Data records
* * * *
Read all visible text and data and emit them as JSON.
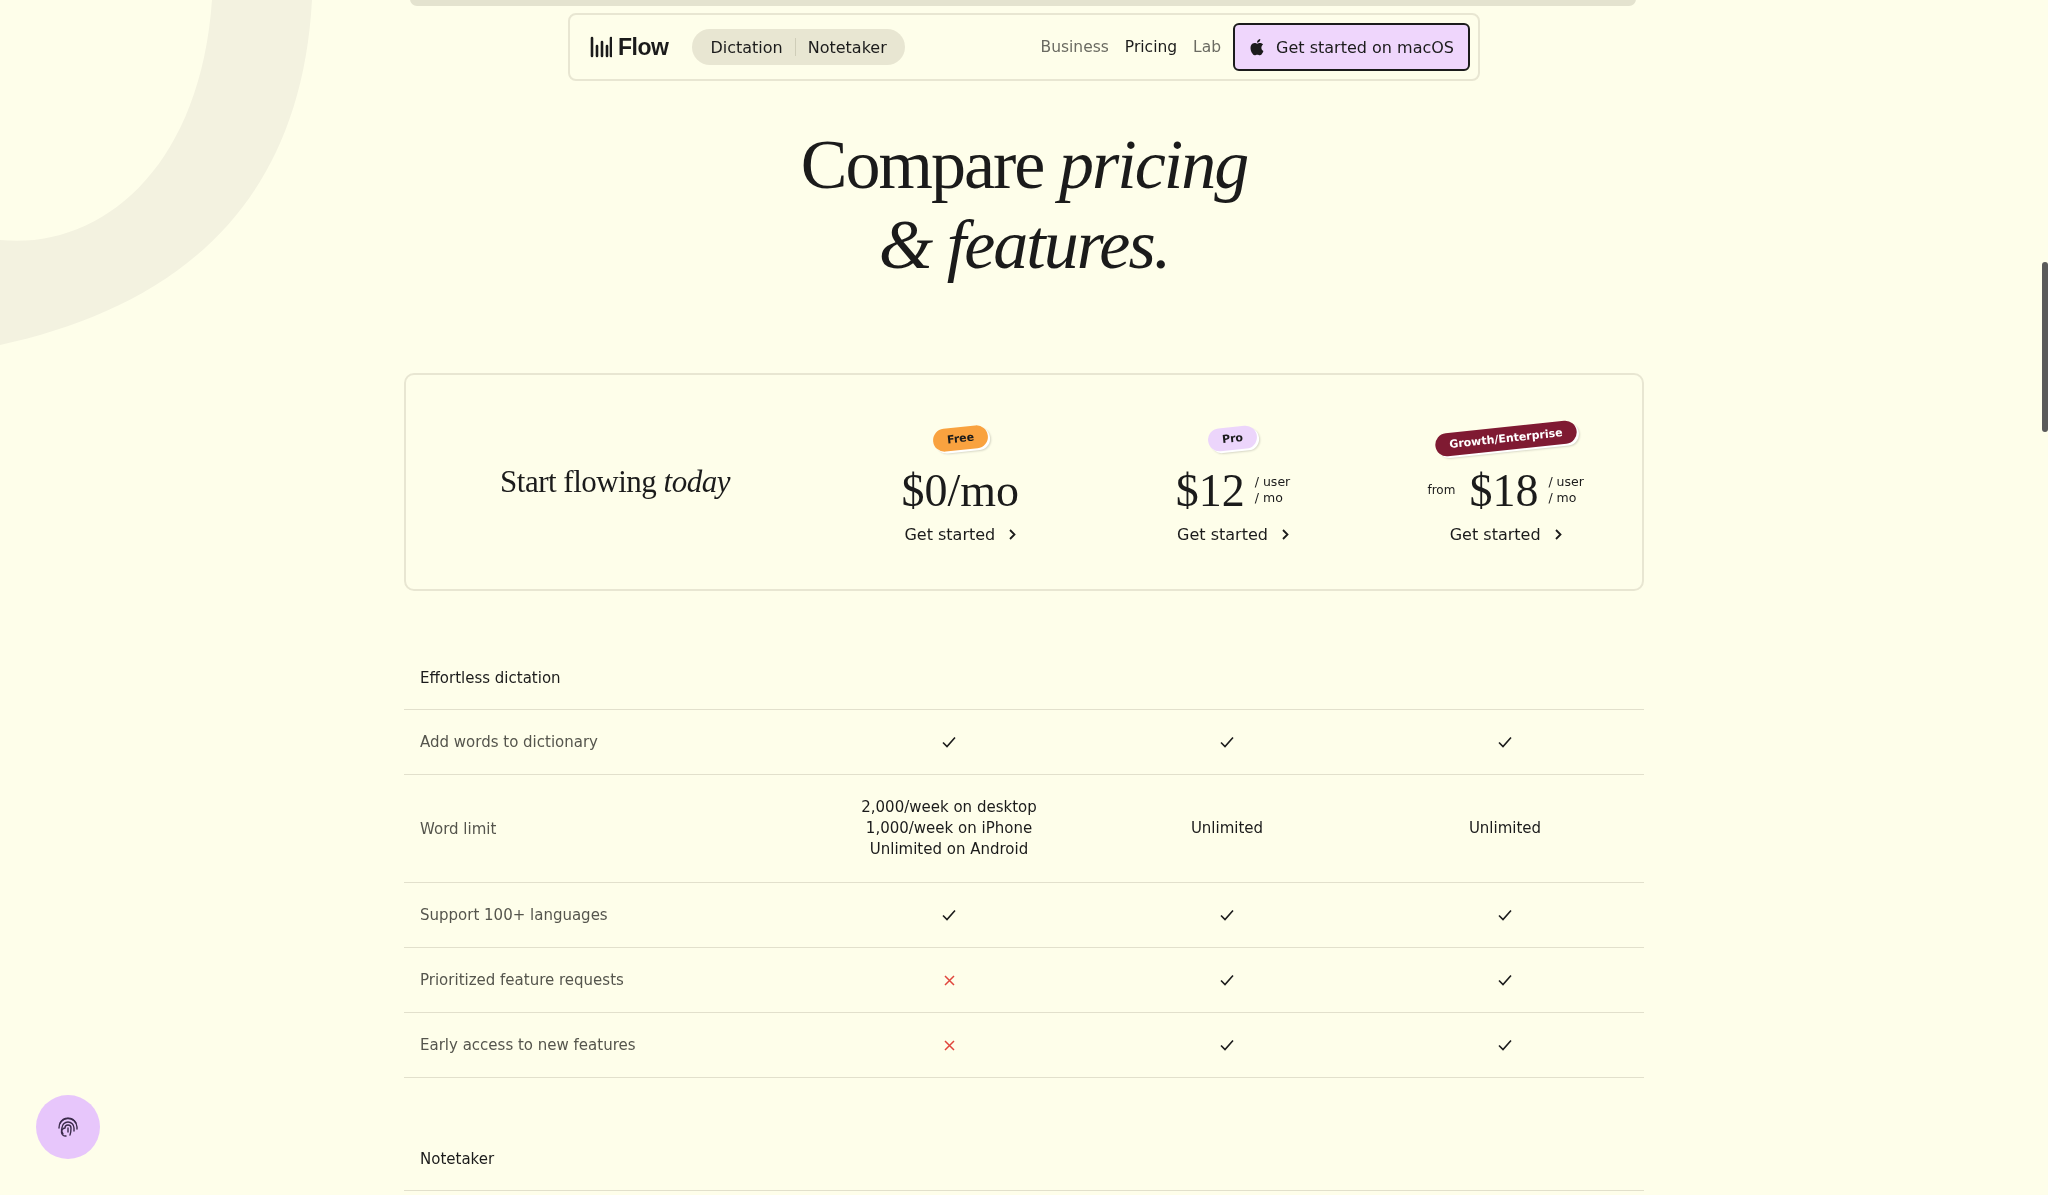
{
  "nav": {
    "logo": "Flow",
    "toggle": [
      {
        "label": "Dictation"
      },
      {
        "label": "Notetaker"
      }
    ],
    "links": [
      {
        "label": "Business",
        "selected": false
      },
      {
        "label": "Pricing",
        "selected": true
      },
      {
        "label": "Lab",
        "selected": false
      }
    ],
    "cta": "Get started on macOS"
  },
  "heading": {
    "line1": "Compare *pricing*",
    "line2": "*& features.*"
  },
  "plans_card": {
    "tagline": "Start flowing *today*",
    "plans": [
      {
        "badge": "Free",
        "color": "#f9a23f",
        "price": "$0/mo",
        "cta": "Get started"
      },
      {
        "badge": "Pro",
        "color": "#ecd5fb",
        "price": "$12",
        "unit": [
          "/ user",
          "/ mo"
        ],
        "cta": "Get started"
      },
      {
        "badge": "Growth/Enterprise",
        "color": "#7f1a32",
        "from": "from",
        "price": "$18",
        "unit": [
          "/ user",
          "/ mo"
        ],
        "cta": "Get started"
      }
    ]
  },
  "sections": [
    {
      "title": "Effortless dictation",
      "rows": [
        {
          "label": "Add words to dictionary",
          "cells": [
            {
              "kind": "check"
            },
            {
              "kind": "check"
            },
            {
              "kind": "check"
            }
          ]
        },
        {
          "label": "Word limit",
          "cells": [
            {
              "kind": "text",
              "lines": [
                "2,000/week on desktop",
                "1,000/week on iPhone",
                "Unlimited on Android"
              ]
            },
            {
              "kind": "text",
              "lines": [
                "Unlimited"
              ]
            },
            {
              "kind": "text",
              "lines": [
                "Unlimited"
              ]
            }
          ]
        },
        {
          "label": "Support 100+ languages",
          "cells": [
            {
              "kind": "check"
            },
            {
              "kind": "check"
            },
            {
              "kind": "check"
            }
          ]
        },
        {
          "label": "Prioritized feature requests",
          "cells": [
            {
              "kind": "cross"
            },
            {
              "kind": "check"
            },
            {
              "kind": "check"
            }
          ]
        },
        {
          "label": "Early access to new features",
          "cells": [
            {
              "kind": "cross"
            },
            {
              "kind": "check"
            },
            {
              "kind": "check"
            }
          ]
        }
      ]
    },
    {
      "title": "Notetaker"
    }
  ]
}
* * * *
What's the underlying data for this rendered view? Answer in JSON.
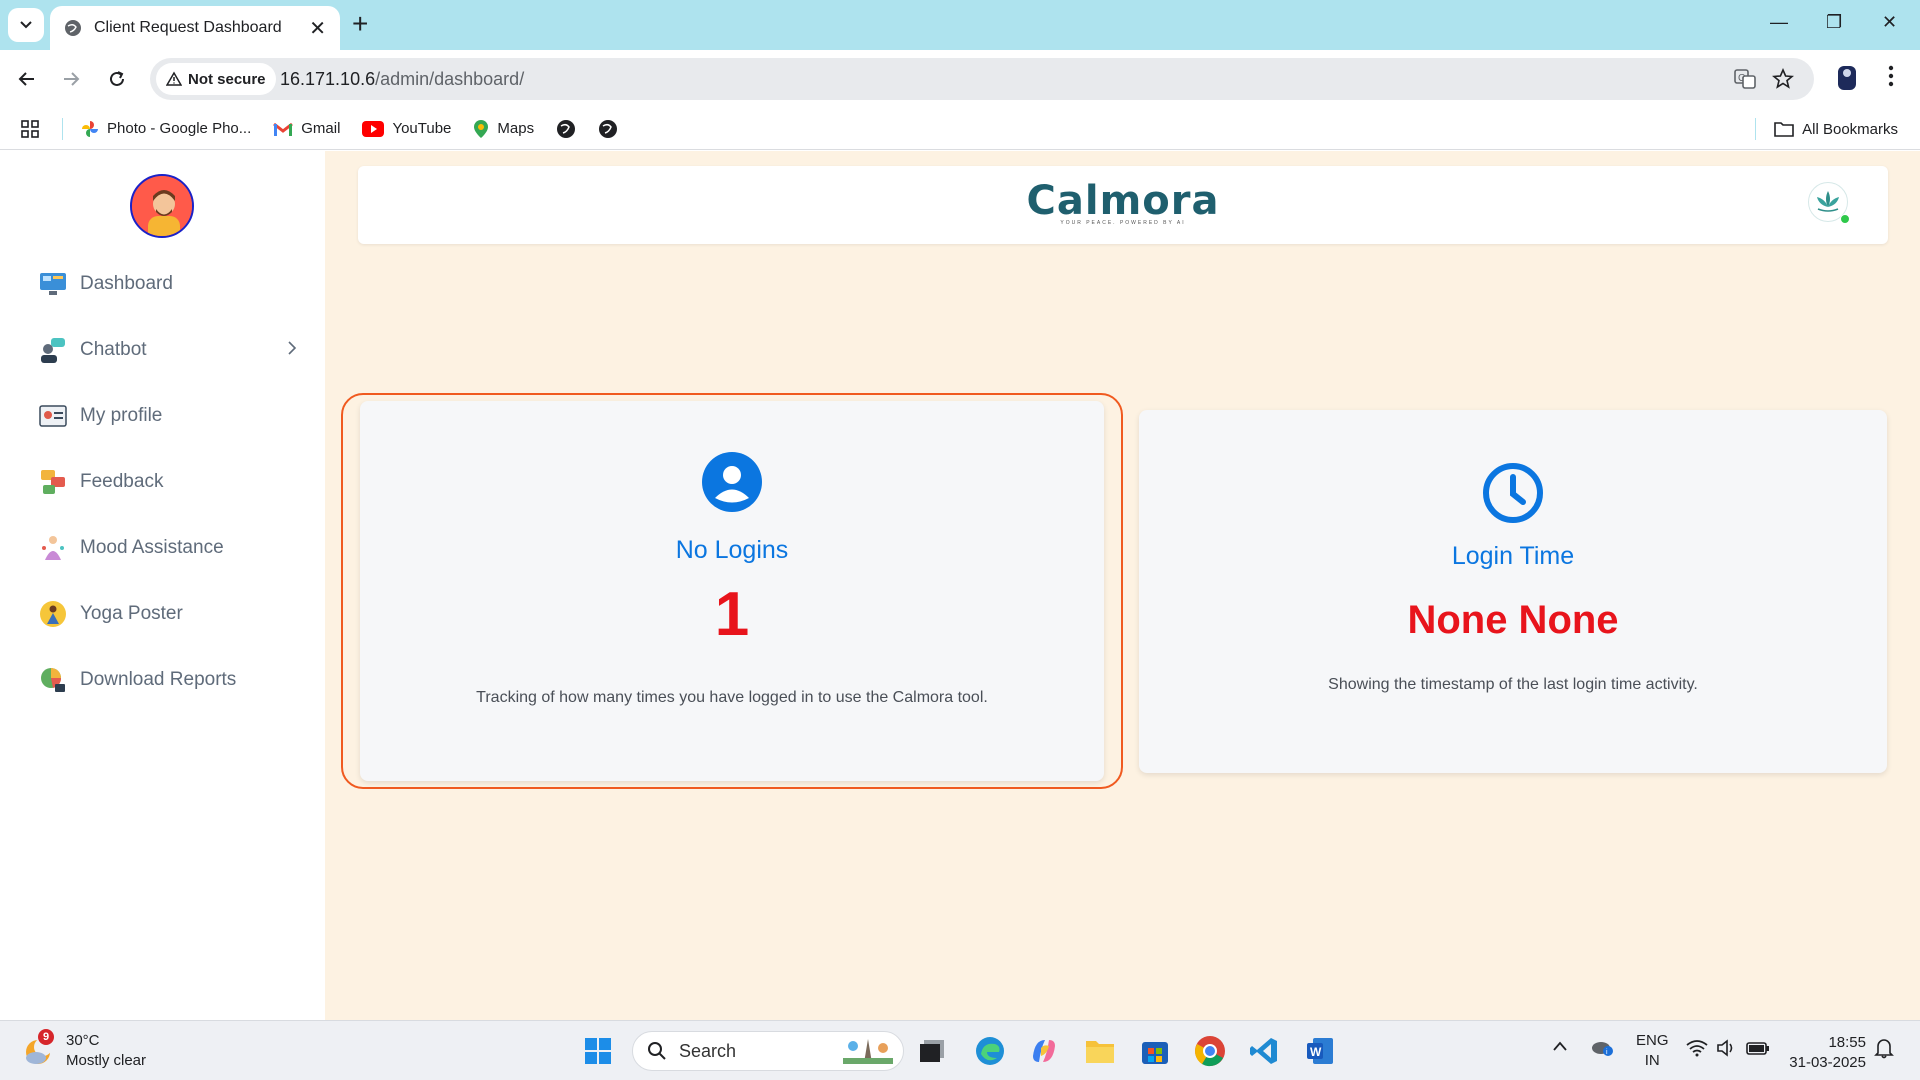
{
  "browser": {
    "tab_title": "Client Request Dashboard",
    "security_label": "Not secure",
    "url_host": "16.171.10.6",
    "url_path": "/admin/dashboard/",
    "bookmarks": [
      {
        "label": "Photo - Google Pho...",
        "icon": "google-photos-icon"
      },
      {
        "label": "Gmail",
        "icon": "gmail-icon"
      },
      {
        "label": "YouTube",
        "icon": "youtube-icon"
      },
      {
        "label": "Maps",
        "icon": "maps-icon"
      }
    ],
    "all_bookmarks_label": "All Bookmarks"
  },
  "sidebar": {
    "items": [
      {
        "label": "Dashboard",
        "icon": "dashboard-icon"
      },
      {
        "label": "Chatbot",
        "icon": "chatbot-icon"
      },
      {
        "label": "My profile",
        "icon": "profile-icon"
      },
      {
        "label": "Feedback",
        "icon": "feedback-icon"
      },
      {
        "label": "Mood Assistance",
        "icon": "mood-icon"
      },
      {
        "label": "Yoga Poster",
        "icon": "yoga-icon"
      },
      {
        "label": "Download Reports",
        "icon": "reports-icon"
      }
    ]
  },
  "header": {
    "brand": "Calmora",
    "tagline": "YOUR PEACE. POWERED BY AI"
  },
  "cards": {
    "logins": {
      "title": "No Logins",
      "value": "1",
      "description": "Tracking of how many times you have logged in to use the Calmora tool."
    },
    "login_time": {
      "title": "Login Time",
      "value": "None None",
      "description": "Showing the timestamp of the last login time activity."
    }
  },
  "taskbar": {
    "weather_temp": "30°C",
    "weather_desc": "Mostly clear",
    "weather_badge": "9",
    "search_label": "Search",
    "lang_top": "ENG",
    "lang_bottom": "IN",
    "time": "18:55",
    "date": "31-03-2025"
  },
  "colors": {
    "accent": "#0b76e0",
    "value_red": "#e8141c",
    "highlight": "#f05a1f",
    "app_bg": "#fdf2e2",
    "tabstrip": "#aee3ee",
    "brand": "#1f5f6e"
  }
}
* * * *
Exercise description ▸ Identify every line above with the string "tagline" in it. Copy those lines.

Solved problem ▸
    "tagline": "Start flowing *today*",
    "tagline": "YOUR PEACE. POWERED BY AI"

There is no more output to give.